(Given exercise) Repeat every entry word for word, skipping the pictures.

(Extracted material)
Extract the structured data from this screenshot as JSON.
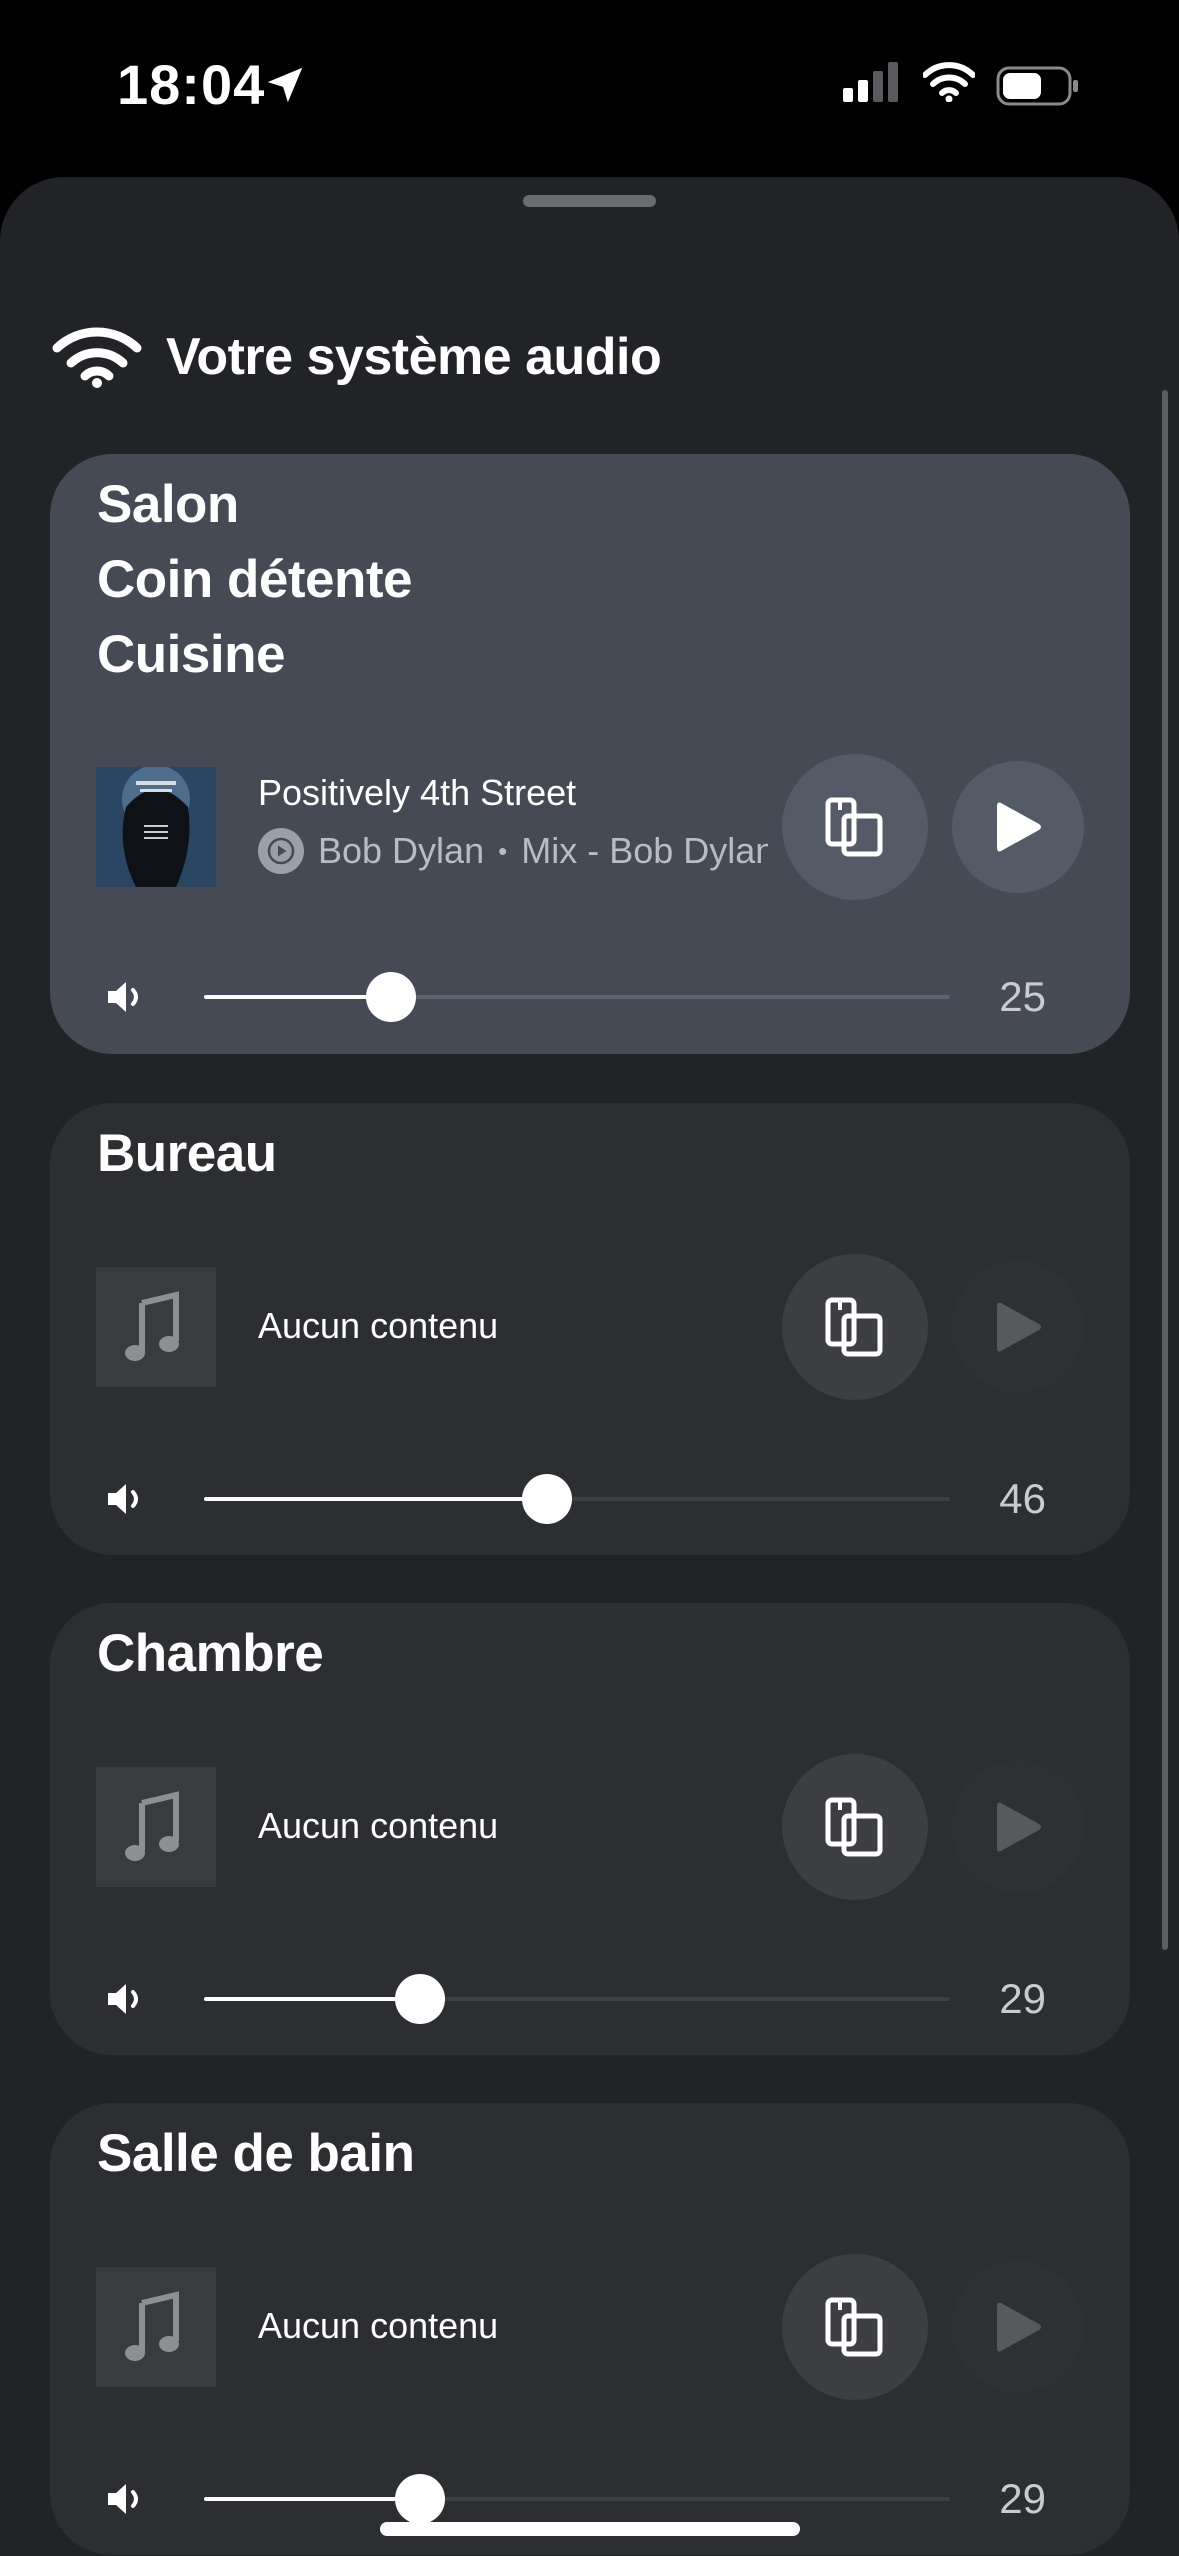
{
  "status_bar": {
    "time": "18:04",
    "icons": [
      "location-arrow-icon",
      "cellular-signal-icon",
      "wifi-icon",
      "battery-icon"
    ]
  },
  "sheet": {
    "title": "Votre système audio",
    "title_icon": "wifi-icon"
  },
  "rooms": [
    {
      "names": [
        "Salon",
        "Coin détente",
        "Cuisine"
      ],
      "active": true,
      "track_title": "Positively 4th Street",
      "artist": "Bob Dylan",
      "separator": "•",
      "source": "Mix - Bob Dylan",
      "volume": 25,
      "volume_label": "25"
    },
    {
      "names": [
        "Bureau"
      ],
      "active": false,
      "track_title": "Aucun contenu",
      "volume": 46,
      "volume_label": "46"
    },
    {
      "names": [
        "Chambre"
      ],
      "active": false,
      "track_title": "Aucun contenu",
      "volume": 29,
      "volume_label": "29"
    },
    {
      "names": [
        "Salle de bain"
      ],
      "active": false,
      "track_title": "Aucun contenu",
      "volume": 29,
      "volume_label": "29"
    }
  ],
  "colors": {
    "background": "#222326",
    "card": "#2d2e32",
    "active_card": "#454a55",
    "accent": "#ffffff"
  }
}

(The answer)
Extract the structured data from this screenshot as JSON.
{
  "status_bar": {
    "time": "18:04",
    "icons": [
      "location-arrow-icon",
      "cellular-signal-icon",
      "wifi-icon",
      "battery-icon"
    ]
  },
  "sheet": {
    "title": "Votre système audio",
    "title_icon": "wifi-icon"
  },
  "rooms": [
    {
      "names": [
        "Salon",
        "Coin détente",
        "Cuisine"
      ],
      "active": true,
      "track_title": "Positively 4th Street",
      "artist": "Bob Dylan",
      "separator": "•",
      "source": "Mix - Bob Dylan",
      "volume": 25,
      "volume_label": "25"
    },
    {
      "names": [
        "Bureau"
      ],
      "active": false,
      "track_title": "Aucun contenu",
      "volume": 46,
      "volume_label": "46"
    },
    {
      "names": [
        "Chambre"
      ],
      "active": false,
      "track_title": "Aucun contenu",
      "volume": 29,
      "volume_label": "29"
    },
    {
      "names": [
        "Salle de bain"
      ],
      "active": false,
      "track_title": "Aucun contenu",
      "volume": 29,
      "volume_label": "29"
    }
  ],
  "colors": {
    "background": "#222326",
    "card": "#2d2e32",
    "active_card": "#454a55",
    "accent": "#ffffff"
  }
}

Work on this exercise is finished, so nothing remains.